Copy every line of the records below where the word "JSON" occurs.

Extracted records:
▽
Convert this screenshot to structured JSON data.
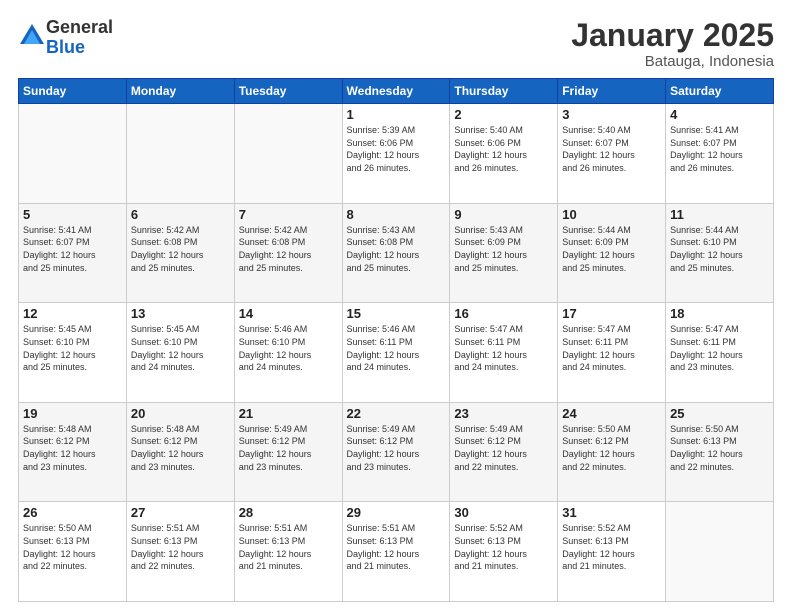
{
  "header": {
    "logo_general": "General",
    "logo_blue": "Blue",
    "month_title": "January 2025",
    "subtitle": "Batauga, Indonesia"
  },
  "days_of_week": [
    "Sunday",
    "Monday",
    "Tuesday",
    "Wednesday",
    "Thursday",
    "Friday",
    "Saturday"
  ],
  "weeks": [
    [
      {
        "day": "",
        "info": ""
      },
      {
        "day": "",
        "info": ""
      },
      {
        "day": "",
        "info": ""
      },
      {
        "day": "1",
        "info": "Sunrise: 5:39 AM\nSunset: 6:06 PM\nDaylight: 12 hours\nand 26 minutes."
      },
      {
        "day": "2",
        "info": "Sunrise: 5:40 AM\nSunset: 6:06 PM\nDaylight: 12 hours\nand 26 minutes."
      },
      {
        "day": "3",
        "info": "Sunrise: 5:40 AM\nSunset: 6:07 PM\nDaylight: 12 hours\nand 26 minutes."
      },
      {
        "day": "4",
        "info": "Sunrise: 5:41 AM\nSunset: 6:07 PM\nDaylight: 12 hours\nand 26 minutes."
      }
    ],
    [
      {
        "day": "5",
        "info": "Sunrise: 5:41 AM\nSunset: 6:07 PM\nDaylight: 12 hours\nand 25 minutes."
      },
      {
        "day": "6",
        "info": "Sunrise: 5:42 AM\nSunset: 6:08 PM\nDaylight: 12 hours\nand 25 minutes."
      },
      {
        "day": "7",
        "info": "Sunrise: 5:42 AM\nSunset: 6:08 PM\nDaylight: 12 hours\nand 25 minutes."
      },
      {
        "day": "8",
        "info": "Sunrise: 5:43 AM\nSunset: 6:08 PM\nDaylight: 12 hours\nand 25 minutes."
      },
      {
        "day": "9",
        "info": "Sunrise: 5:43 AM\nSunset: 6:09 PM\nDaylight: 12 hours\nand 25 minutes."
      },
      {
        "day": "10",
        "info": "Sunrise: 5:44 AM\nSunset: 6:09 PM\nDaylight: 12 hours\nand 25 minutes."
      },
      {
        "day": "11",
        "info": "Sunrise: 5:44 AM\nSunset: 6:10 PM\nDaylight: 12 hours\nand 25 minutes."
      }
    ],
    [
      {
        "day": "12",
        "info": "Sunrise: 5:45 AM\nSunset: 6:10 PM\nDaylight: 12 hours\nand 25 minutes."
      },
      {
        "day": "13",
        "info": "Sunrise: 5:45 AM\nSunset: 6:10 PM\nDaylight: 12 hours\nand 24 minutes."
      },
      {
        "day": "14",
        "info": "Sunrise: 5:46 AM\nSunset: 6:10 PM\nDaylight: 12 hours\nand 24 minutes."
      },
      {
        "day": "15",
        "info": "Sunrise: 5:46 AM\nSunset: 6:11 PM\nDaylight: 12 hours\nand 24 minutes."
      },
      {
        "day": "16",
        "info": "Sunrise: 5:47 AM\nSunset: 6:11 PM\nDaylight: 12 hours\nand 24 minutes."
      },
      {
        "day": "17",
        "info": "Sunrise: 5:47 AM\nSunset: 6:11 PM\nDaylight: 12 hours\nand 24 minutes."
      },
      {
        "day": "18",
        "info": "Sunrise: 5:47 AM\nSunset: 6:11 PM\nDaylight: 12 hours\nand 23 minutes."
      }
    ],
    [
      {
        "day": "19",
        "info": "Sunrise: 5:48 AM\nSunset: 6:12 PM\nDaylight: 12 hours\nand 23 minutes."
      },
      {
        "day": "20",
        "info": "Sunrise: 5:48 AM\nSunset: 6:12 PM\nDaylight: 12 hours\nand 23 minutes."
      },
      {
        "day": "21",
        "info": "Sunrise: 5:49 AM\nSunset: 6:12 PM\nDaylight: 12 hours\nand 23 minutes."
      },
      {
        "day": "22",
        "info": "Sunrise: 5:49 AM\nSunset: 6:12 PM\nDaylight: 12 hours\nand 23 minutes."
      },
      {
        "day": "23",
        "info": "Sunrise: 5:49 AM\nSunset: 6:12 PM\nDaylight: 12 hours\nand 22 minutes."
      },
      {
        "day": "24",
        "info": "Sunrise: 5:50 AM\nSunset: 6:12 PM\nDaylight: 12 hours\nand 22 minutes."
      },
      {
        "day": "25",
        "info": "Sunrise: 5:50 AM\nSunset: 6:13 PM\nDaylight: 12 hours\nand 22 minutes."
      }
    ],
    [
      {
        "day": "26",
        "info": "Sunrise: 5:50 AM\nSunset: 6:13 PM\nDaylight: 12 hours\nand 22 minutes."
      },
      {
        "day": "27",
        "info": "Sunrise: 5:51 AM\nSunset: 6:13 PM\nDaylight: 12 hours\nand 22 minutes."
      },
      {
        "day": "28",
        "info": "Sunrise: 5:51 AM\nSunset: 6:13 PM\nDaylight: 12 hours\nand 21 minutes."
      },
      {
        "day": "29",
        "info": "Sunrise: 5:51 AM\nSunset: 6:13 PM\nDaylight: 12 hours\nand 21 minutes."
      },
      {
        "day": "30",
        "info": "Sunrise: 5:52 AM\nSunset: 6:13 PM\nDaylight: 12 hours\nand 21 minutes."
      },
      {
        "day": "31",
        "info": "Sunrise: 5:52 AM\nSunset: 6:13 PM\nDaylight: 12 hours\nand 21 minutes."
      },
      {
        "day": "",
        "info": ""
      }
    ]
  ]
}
△
▽
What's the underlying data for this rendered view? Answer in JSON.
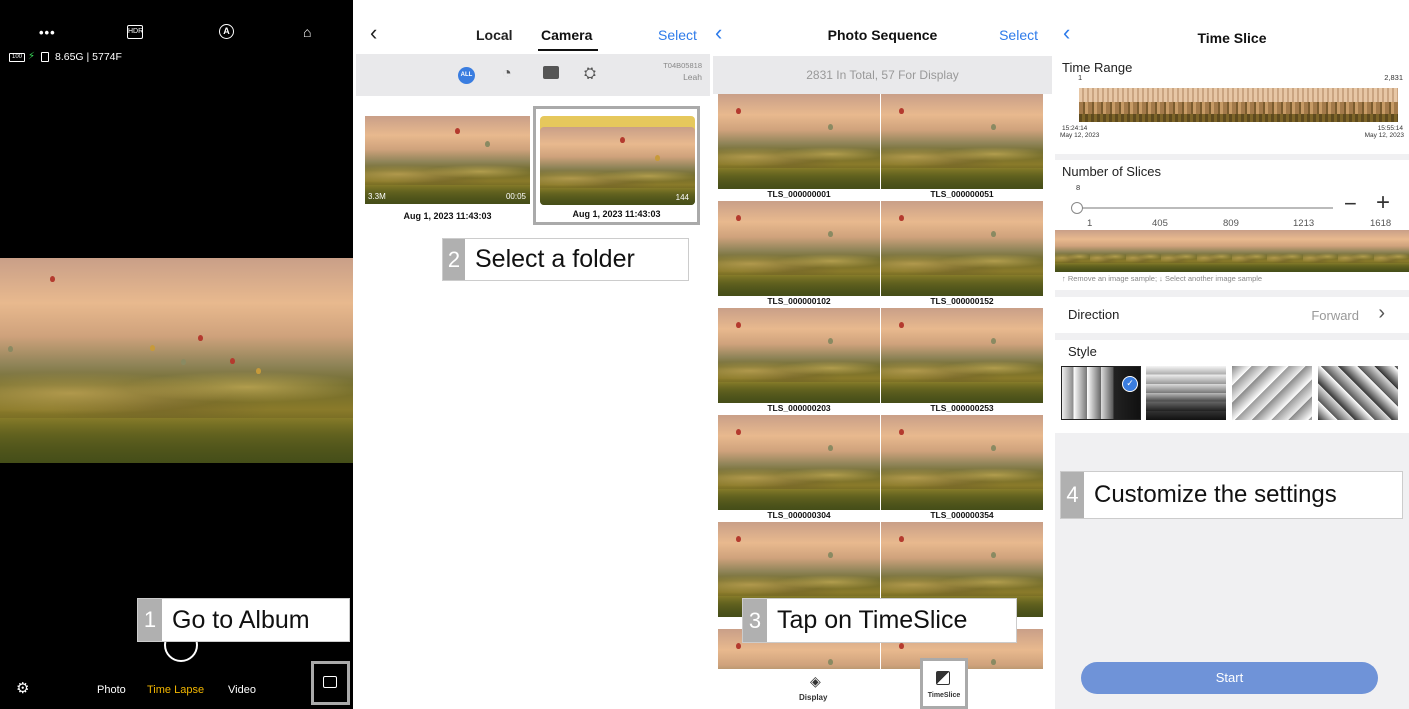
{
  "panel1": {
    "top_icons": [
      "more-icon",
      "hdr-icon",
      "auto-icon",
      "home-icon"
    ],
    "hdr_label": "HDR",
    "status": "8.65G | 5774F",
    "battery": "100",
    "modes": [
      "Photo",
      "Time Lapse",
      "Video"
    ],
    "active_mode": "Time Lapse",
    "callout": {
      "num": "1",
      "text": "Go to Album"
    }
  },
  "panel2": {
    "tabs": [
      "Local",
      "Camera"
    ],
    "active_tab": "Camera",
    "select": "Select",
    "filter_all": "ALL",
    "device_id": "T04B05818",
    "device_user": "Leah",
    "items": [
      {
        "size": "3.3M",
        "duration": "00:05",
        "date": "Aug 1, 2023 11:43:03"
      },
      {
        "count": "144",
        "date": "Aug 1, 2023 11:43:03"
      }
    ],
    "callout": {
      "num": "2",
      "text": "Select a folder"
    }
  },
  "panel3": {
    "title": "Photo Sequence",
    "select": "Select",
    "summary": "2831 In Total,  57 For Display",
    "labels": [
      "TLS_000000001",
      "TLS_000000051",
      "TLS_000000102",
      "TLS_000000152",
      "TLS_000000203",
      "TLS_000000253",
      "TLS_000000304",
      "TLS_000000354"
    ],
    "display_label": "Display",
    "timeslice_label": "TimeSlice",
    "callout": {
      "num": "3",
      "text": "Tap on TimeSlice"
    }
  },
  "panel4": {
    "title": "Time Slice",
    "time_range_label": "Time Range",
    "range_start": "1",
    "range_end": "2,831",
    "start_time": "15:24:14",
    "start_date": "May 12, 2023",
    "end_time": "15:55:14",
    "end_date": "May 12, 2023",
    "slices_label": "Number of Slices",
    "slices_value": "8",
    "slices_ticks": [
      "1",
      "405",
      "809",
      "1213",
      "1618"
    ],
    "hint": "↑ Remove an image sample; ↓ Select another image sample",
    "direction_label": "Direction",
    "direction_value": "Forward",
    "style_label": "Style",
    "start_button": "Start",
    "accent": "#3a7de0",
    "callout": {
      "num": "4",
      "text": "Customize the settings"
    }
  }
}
△
• _Task response_
Convert this screenshot to structured JSON data.
What's the underlying data for this rendered view? Answer in JSON.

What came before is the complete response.